Stored records:
>> Start

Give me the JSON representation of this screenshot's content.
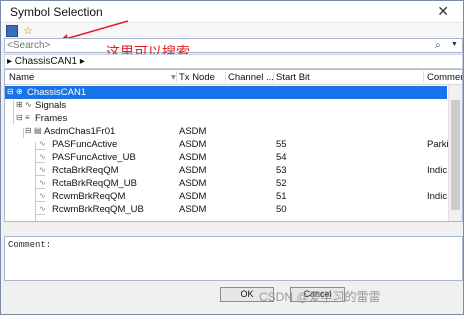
{
  "window": {
    "title": "Symbol Selection",
    "close_glyph": "✕"
  },
  "search": {
    "placeholder": "<Search>",
    "annotation": "这里可以搜索"
  },
  "breadcrumb": {
    "text": "▸ ChassisCAN1 ▸"
  },
  "columns": [
    "Name",
    "Tx Node",
    "Channel ...",
    "Start Bit",
    "Commen"
  ],
  "rows": [
    {
      "name": "ChassisCAN1",
      "tx": "",
      "channel": "",
      "start": "",
      "comment": "",
      "selected": true
    },
    {
      "name": "Signals",
      "tx": "",
      "channel": "",
      "start": "",
      "comment": ""
    },
    {
      "name": "Frames",
      "tx": "",
      "channel": "",
      "start": "",
      "comment": ""
    },
    {
      "name": "AsdmChas1Fr01",
      "tx": "ASDM",
      "channel": "",
      "start": "",
      "comment": ""
    },
    {
      "name": "PASFuncActive",
      "tx": "ASDM",
      "channel": "",
      "start": "55",
      "comment": "Parki"
    },
    {
      "name": "PASFuncActive_UB",
      "tx": "ASDM",
      "channel": "",
      "start": "54",
      "comment": ""
    },
    {
      "name": "RctaBrkReqQM",
      "tx": "ASDM",
      "channel": "",
      "start": "53",
      "comment": "Indic"
    },
    {
      "name": "RctaBrkReqQM_UB",
      "tx": "ASDM",
      "channel": "",
      "start": "52",
      "comment": ""
    },
    {
      "name": "RcwmBrkReqQM",
      "tx": "ASDM",
      "channel": "",
      "start": "51",
      "comment": "Indic"
    },
    {
      "name": "RcwmBrkReqQM_UB",
      "tx": "ASDM",
      "channel": "",
      "start": "50",
      "comment": ""
    }
  ],
  "comment_label": "Comment:",
  "buttons": {
    "ok": "OK",
    "cancel": "Cancel"
  },
  "watermark": "CSDN @爱学习的雷雷",
  "colors": {
    "selection": "#1a73e8",
    "annotation": "#e02020"
  }
}
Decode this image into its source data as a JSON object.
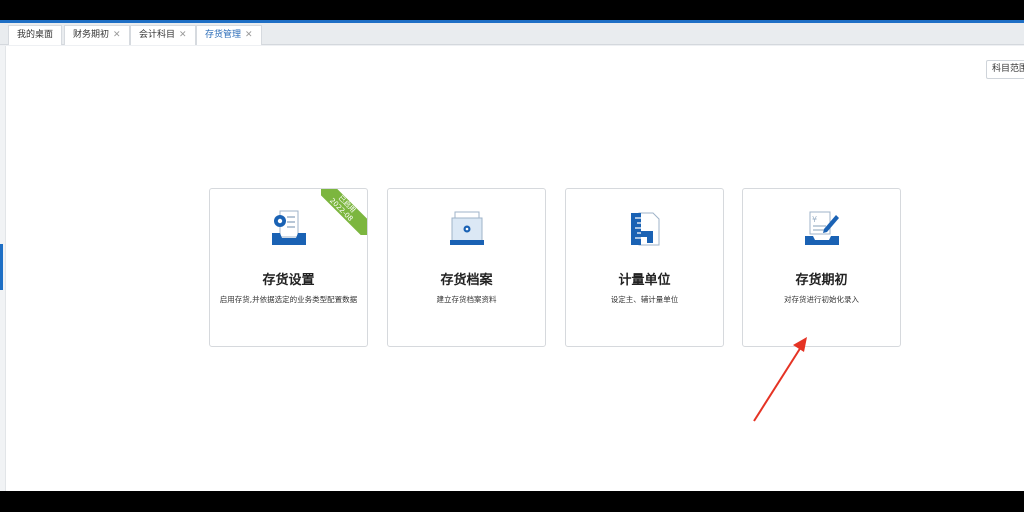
{
  "tabs": [
    {
      "label": "我的桌面",
      "closable": false,
      "active": false
    },
    {
      "label": "财务期初",
      "closable": true,
      "active": false
    },
    {
      "label": "会计科目",
      "closable": true,
      "active": false
    },
    {
      "label": "存货管理",
      "closable": true,
      "active": true
    }
  ],
  "toolbar": {
    "range_label": "科目范围"
  },
  "cards": [
    {
      "title": "存货设置",
      "desc": "启用存货,并依据选定的业务类型配置数据",
      "ribbon_line1": "已启用",
      "ribbon_line2": "2022-08"
    },
    {
      "title": "存货档案",
      "desc": "建立存货档案资料"
    },
    {
      "title": "计量单位",
      "desc": "设定主、辅计量单位"
    },
    {
      "title": "存货期初",
      "desc": "对存货进行初始化录入"
    }
  ],
  "colors": {
    "accent": "#1e6fc5",
    "ribbon": "#7cb63f",
    "annotation_arrow": "#e53324"
  }
}
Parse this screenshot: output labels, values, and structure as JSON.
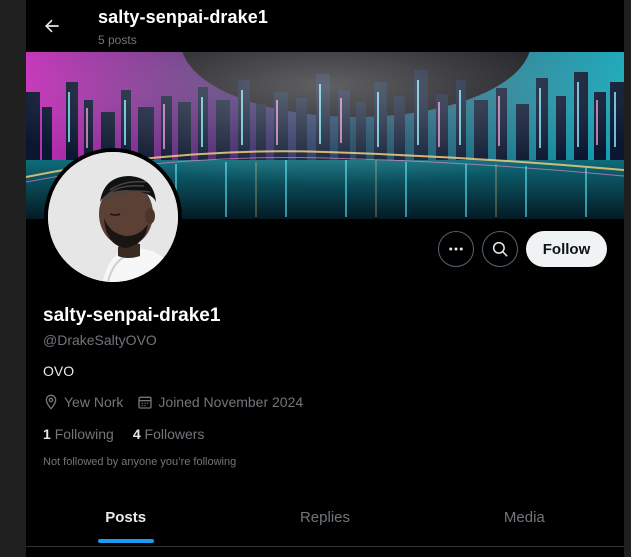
{
  "header": {
    "back_icon": "arrow-left-icon",
    "title": "salty-senpai-drake1",
    "post_count": "5 posts"
  },
  "banner": {
    "description_icon": "cyberpunk-city-banner"
  },
  "actions": {
    "more_icon": "more-horizontal-icon",
    "search_icon": "search-icon",
    "follow_label": "Follow"
  },
  "profile": {
    "name": "salty-senpai-drake1",
    "handle": "@DrakeSaltyOVO",
    "bio": "OVO",
    "location": "Yew Nork",
    "joined": "Joined November 2024",
    "following_count": "1",
    "following_label": "Following",
    "followers_count": "4",
    "followers_label": "Followers",
    "not_followed_note": "Not followed by anyone you’re following"
  },
  "tabs": [
    {
      "label": "Posts",
      "active": true
    },
    {
      "label": "Replies",
      "active": false
    },
    {
      "label": "Media",
      "active": false
    }
  ],
  "colors": {
    "accent": "#1d9bf0",
    "background": "#000000",
    "muted_text": "#71767b",
    "follow_button_bg": "#eff3f4"
  }
}
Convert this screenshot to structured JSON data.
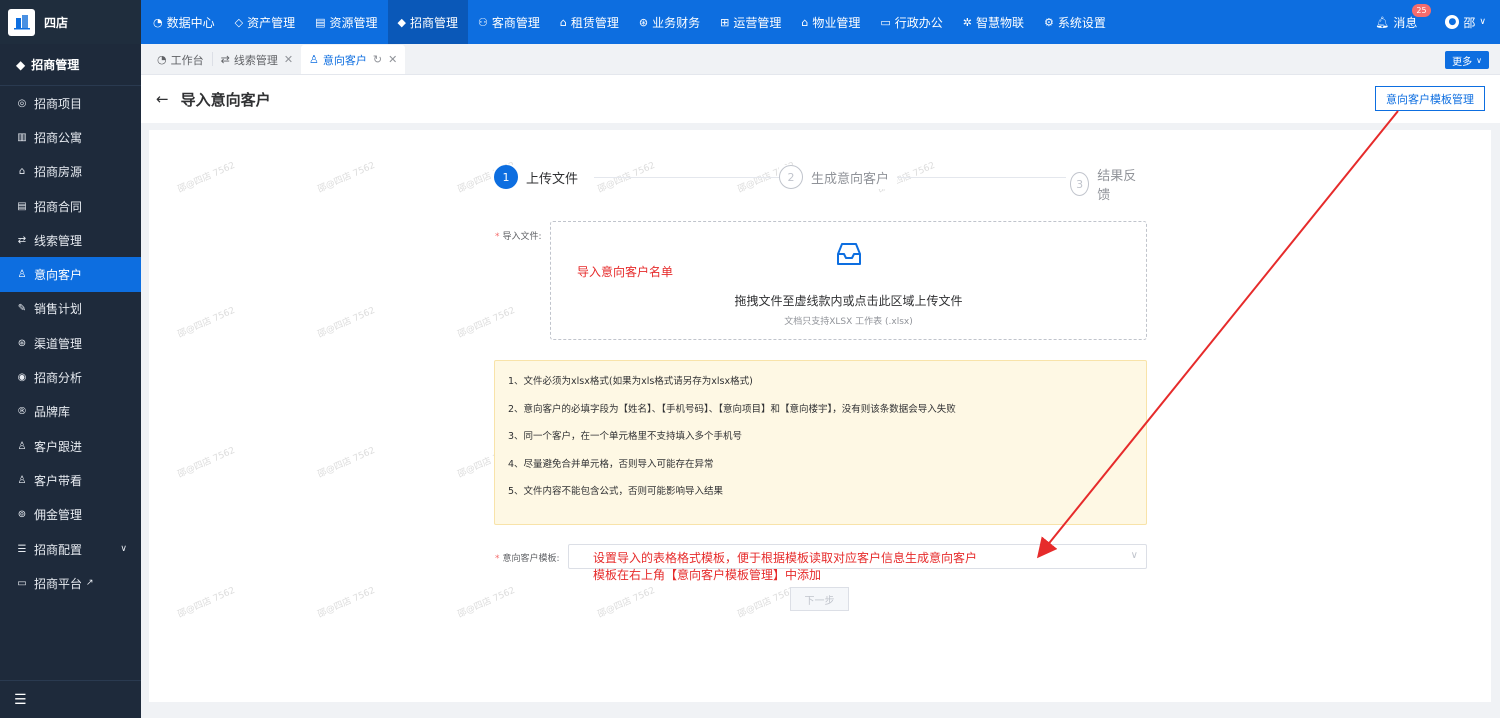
{
  "app": {
    "name": "四店"
  },
  "topnav": {
    "items": [
      {
        "label": "数据中心",
        "icon": "chart-icon"
      },
      {
        "label": "资产管理",
        "icon": "cube-icon"
      },
      {
        "label": "资源管理",
        "icon": "building-icon"
      },
      {
        "label": "招商管理",
        "icon": "tag-icon",
        "active": true
      },
      {
        "label": "客商管理",
        "icon": "users-icon"
      },
      {
        "label": "租赁管理",
        "icon": "home-icon"
      },
      {
        "label": "业务财务",
        "icon": "coin-icon"
      },
      {
        "label": "运营管理",
        "icon": "grid-icon"
      },
      {
        "label": "物业管理",
        "icon": "house-icon"
      },
      {
        "label": "行政办公",
        "icon": "monitor-icon"
      },
      {
        "label": "智慧物联",
        "icon": "network-icon"
      },
      {
        "label": "系统设置",
        "icon": "gear-icon"
      }
    ],
    "messages_label": "消息",
    "messages_count": "25",
    "user_name": "邵"
  },
  "sidebar": {
    "header": "招商管理",
    "items": [
      {
        "label": "招商项目"
      },
      {
        "label": "招商公寓"
      },
      {
        "label": "招商房源"
      },
      {
        "label": "招商合同"
      },
      {
        "label": "线索管理"
      },
      {
        "label": "意向客户",
        "active": true
      },
      {
        "label": "销售计划"
      },
      {
        "label": "渠道管理"
      },
      {
        "label": "招商分析"
      },
      {
        "label": "品牌库"
      },
      {
        "label": "客户跟进"
      },
      {
        "label": "客户带看"
      },
      {
        "label": "佣金管理"
      },
      {
        "label": "招商配置"
      },
      {
        "label": "招商平台"
      }
    ]
  },
  "tabs": [
    {
      "label": "工作台"
    },
    {
      "label": "线索管理"
    },
    {
      "label": "意向客户"
    }
  ],
  "more_label": "更多",
  "page": {
    "title": "导入意向客户",
    "template_button": "意向客户模板管理"
  },
  "steps": [
    {
      "num": "1",
      "label": "上传文件"
    },
    {
      "num": "2",
      "label": "生成意向客户"
    },
    {
      "num": "3",
      "label": "结果反馈"
    }
  ],
  "upload": {
    "label": "导入文件:",
    "main_text": "拖拽文件至虚线款内或点击此区域上传文件",
    "sub_text": "文档只支持XLSX 工作表 (.xlsx)",
    "annotation": "导入意向客户名单"
  },
  "notice": [
    "1、文件必须为xlsx格式(如果为xls格式请另存为xlsx格式)",
    "2、意向客户的必填字段为【姓名】、【手机号码】、【意向项目】和【意向楼宇】，没有则该条数据会导入失败",
    "3、同一个客户，在一个单元格里不支持填入多个手机号",
    "4、尽量避免合并单元格，否则导入可能存在异常",
    "5、文件内容不能包含公式，否则可能影响导入结果"
  ],
  "template_select": {
    "label": "意向客户模板:",
    "annotation_line1": "设置导入的表格格式模板，便于根据模板读取对应客户信息生成意向客户",
    "annotation_line2": "模板在右上角【意向客户模板管理】中添加"
  },
  "next_button": "下一步",
  "watermark": "邵@四店 7562",
  "colors": {
    "primary": "#0d6ee0",
    "sidebar_bg": "#1e2a3b",
    "annotation": "#e62b2b",
    "notice_bg": "#fef8e4"
  }
}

>> End

▶ _GIVEN PROBLEM_: In the copy, include no pictures; restate the listing above exactly.

▶ _THE RESPONSE_:
Give me the JSON representation of this screenshot's content.
{
  "window": {
    "title": "Symbol Selection",
    "close_glyph": "✕"
  },
  "search": {
    "placeholder": "<Search>",
    "annotation": "这里可以搜索"
  },
  "breadcrumb": {
    "text": "▸ ChassisCAN1 ▸"
  },
  "columns": [
    "Name",
    "Tx Node",
    "Channel ...",
    "Start Bit",
    "Commen"
  ],
  "rows": [
    {
      "name": "ChassisCAN1",
      "tx": "",
      "channel": "",
      "start": "",
      "comment": "",
      "selected": true
    },
    {
      "name": "Signals",
      "tx": "",
      "channel": "",
      "start": "",
      "comment": ""
    },
    {
      "name": "Frames",
      "tx": "",
      "channel": "",
      "start": "",
      "comment": ""
    },
    {
      "name": "AsdmChas1Fr01",
      "tx": "ASDM",
      "channel": "",
      "start": "",
      "comment": ""
    },
    {
      "name": "PASFuncActive",
      "tx": "ASDM",
      "channel": "",
      "start": "55",
      "comment": "Parki"
    },
    {
      "name": "PASFuncActive_UB",
      "tx": "ASDM",
      "channel": "",
      "start": "54",
      "comment": ""
    },
    {
      "name": "RctaBrkReqQM",
      "tx": "ASDM",
      "channel": "",
      "start": "53",
      "comment": "Indic"
    },
    {
      "name": "RctaBrkReqQM_UB",
      "tx": "ASDM",
      "channel": "",
      "start": "52",
      "comment": ""
    },
    {
      "name": "RcwmBrkReqQM",
      "tx": "ASDM",
      "channel": "",
      "start": "51",
      "comment": "Indic"
    },
    {
      "name": "RcwmBrkReqQM_UB",
      "tx": "ASDM",
      "channel": "",
      "start": "50",
      "comment": ""
    }
  ],
  "comment_label": "Comment:",
  "buttons": {
    "ok": "OK",
    "cancel": "Cancel"
  },
  "watermark": "CSDN @爱学习的雷雷",
  "colors": {
    "selection": "#1a73e8",
    "annotation": "#e02020"
  }
}
Decode this image into its source data as a JSON object.
{
  "tabs": [
    {
      "label": "我的桌面",
      "closable": false,
      "active": false
    },
    {
      "label": "财务期初",
      "closable": true,
      "active": false
    },
    {
      "label": "会计科目",
      "closable": true,
      "active": false
    },
    {
      "label": "存货管理",
      "closable": true,
      "active": true
    }
  ],
  "toolbar": {
    "range_label": "科目范围"
  },
  "cards": [
    {
      "title": "存货设置",
      "desc": "启用存货,并依据选定的业务类型配置数据",
      "ribbon_line1": "已启用",
      "ribbon_line2": "2022-08"
    },
    {
      "title": "存货档案",
      "desc": "建立存货档案资料"
    },
    {
      "title": "计量单位",
      "desc": "设定主、辅计量单位"
    },
    {
      "title": "存货期初",
      "desc": "对存货进行初始化录入"
    }
  ],
  "colors": {
    "accent": "#1e6fc5",
    "ribbon": "#7cb63f",
    "annotation_arrow": "#e53324"
  }
}
Parse this screenshot: output labels, values, and structure as JSON.
{
  "header": {
    "back_icon": "arrow-left-icon",
    "title": "salty-senpai-drake1",
    "post_count": "5 posts"
  },
  "banner": {
    "description_icon": "cyberpunk-city-banner"
  },
  "actions": {
    "more_icon": "more-horizontal-icon",
    "search_icon": "search-icon",
    "follow_label": "Follow"
  },
  "profile": {
    "name": "salty-senpai-drake1",
    "handle": "@DrakeSaltyOVO",
    "bio": "OVO",
    "location": "Yew Nork",
    "joined": "Joined November 2024",
    "following_count": "1",
    "following_label": "Following",
    "followers_count": "4",
    "followers_label": "Followers",
    "not_followed_note": "Not followed by anyone you’re following"
  },
  "tabs": [
    {
      "label": "Posts",
      "active": true
    },
    {
      "label": "Replies",
      "active": false
    },
    {
      "label": "Media",
      "active": false
    }
  ],
  "colors": {
    "accent": "#1d9bf0",
    "background": "#000000",
    "muted_text": "#71767b",
    "follow_button_bg": "#eff3f4"
  }
}
Convert this screenshot to structured JSON data.
{
  "app": {
    "name": "四店"
  },
  "topnav": {
    "items": [
      {
        "label": "数据中心",
        "icon": "chart-icon"
      },
      {
        "label": "资产管理",
        "icon": "cube-icon"
      },
      {
        "label": "资源管理",
        "icon": "building-icon"
      },
      {
        "label": "招商管理",
        "icon": "tag-icon",
        "active": true
      },
      {
        "label": "客商管理",
        "icon": "users-icon"
      },
      {
        "label": "租赁管理",
        "icon": "home-icon"
      },
      {
        "label": "业务财务",
        "icon": "coin-icon"
      },
      {
        "label": "运营管理",
        "icon": "grid-icon"
      },
      {
        "label": "物业管理",
        "icon": "house-icon"
      },
      {
        "label": "行政办公",
        "icon": "monitor-icon"
      },
      {
        "label": "智慧物联",
        "icon": "network-icon"
      },
      {
        "label": "系统设置",
        "icon": "gear-icon"
      }
    ],
    "messages_label": "消息",
    "messages_count": "25",
    "user_name": "邵"
  },
  "sidebar": {
    "header": "招商管理",
    "items": [
      {
        "label": "招商项目"
      },
      {
        "label": "招商公寓"
      },
      {
        "label": "招商房源"
      },
      {
        "label": "招商合同"
      },
      {
        "label": "线索管理"
      },
      {
        "label": "意向客户",
        "active": true
      },
      {
        "label": "销售计划"
      },
      {
        "label": "渠道管理"
      },
      {
        "label": "招商分析"
      },
      {
        "label": "品牌库"
      },
      {
        "label": "客户跟进"
      },
      {
        "label": "客户带看"
      },
      {
        "label": "佣金管理"
      },
      {
        "label": "招商配置"
      },
      {
        "label": "招商平台"
      }
    ]
  },
  "tabs": [
    {
      "label": "工作台"
    },
    {
      "label": "线索管理"
    },
    {
      "label": "意向客户"
    }
  ],
  "more_label": "更多",
  "page": {
    "title": "导入意向客户",
    "template_button": "意向客户模板管理"
  },
  "steps": [
    {
      "num": "1",
      "label": "上传文件"
    },
    {
      "num": "2",
      "label": "生成意向客户"
    },
    {
      "num": "3",
      "label": "结果反馈"
    }
  ],
  "upload": {
    "label": "导入文件:",
    "main_text": "拖拽文件至虚线款内或点击此区域上传文件",
    "sub_text": "文档只支持XLSX 工作表 (.xlsx)",
    "annotation": "导入意向客户名单"
  },
  "notice": [
    "1、文件必须为xlsx格式(如果为xls格式请另存为xlsx格式)",
    "2、意向客户的必填字段为【姓名】、【手机号码】、【意向项目】和【意向楼宇】，没有则该条数据会导入失败",
    "3、同一个客户，在一个单元格里不支持填入多个手机号",
    "4、尽量避免合并单元格，否则导入可能存在异常",
    "5、文件内容不能包含公式，否则可能影响导入结果"
  ],
  "template_select": {
    "label": "意向客户模板:",
    "annotation_line1": "设置导入的表格格式模板，便于根据模板读取对应客户信息生成意向客户",
    "annotation_line2": "模板在右上角【意向客户模板管理】中添加"
  },
  "next_button": "下一步",
  "watermark": "邵@四店 7562",
  "colors": {
    "primary": "#0d6ee0",
    "sidebar_bg": "#1e2a3b",
    "annotation": "#e62b2b",
    "notice_bg": "#fef8e4"
  }
}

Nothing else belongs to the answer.